» **DIRECTIVES**:
- 1) According to the article on Israel's economy, how much do most Israeli workers earn each month?
- 2) Translate this sentence from the article on Israel's economy into Spanish: "A medium sized family car costs the equivalent of a Lexus in the U.S."
- 3) Reproduce the passage of the article on Israel's economy starting at "The economic future" and ending at "advance necessary reforms.", swapping "economy" for "economic system".

» **READING TEXT**:
----------

The economic future of Israel now rests in the hands Netanyahu, Lapid and Bennet.
Will they succeed in fulfilling the most difficult and complex mission of liberating Israel’s economy?
Filed under:
reform • limiting government
Israel is facing numerous security threats, and yet the country’s most recent round of elections in January focused not on security but on the need to reform a dysfunctional economy and liberate the enterprising spirit of a nation that boasts more startups than Europe. Paradoxically, it was the success of Prime Minister Benjamin Netanyahu in stopping West Bank terrorism that gave Israelis the respite to finally tackle economic issues. Nonetheless, Netanyahu’s party, Likud, lost about 25 percent of its voters because of the perception that it had failed to advance necessary reforms.
The election’s big winners were two parties committed to economic reform: the new, middle class, mostly secular “Yesh Atid” (We Have a Future) led by the charismatic Yair Lapid, and the reconstituted observant and patriotic party, “Habayit Hayehudi” (the Jewish Home), led by the successful high-tech entrepreneur, and former Netanyahu chief of staff, Naftali Bennett. Lapid was named finance minister and Bennett now heads the Ministry of the Economy and Trade, which until now mostly assisted Israeli monopolies under the pretext of protecting Israeli jobs. If they manage to coordinate efforts, and get Netanyahu’s backing, they can finally enable Israel’s economy to realize its enormous potential.
Israel’s politically dominated economy, shaped by decades of Socialism and statism, had created an unholy alliance between politicians, top bureaucrats, and a few highly leveraged, pyramid-structured monopolies owned by about a dozen or so tycoons. The big banks massively misallocated credit, erected entry barriers that choked competition and generally lowered efficiency. The heavy monopoly rents inflated costs and prices and badly distorted Israel’s capital, labor, and real estate markets.
Consequently most Israeli workers earn a relatively low $1,200 a month, while most goods and services are costlier than in the U.S. Israelis pay eleven years of salary to buy a small apartment. A medium sized family car costs the equivalent of a Lexus in the U.S.
Most grating is the fact that while most Israelis barely make ends meet, a few rapacious oligarchs have become ostentatious billionaires, and their large army of facilitators, political operators, managers, lawyers, accountants, journalists, and PR people live in clover.
This wide income gap ignited the massive social protests of the summer of 2011. When leftist activists, heavily funded by the New Israel Fund, and supported by the media, attempted to take over the protests and demanded a return to socialism and the resignation of Netanyahu and his “capitalist” government, most Israelis rejected it and the demonstrations petered out. In the ensuing elections, most Israelis supported parties advocating less government interference.
Attempts by the Bank of Israel and Netanyahu to dismantle the pyramid structured monopolies and the tycoons’ hold on financial institution and credit allocation have been so far stymied by protectionist Knesset members, bureaucrats and regulators. While conceding that the dangerously leveraged pyramids pose a great risk to the economy and have already cost Israeli savers billions of Shekels in losses, their putative solutions preserve the status quo.

----------

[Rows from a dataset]
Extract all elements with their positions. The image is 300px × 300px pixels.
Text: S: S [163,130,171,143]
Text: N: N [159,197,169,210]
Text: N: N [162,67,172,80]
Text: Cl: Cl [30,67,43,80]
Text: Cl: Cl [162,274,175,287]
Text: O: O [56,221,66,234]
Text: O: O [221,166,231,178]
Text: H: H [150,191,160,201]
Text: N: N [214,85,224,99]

----------

» **ANSWERS**:
- 1) Most Israeli workers earn $1,200 a month.

- 2) Un automóvil familiar de tamaño mediano cuesta el equivalente a un Lexus en los Estados Unidos.

- 3)
The economic future of Israel now rests in the hands Netanyahu, Lapid and Bennet.
Will they succeed in fulfilling the most difficult and complex mission of liberating Israel’s economic system?
Filed under:
reform • limiting government
Israel is facing numerous security threats, and yet the country’s most recent round of elections in January focused not on security but on the need to reform a dysfunctional economic system and liberate the enterprising spirit of a nation that boasts more startups than Europe. Paradoxically, it was the success of Prime Minister Benjamin Netanyahu in stopping West Bank terrorism that gave Israelis the respite to finally tackle economic issues. Nonetheless, Netanyahu’s party, Likud, lost about 25 percent of its voters because of the perception that it had failed to advance necessary reforms.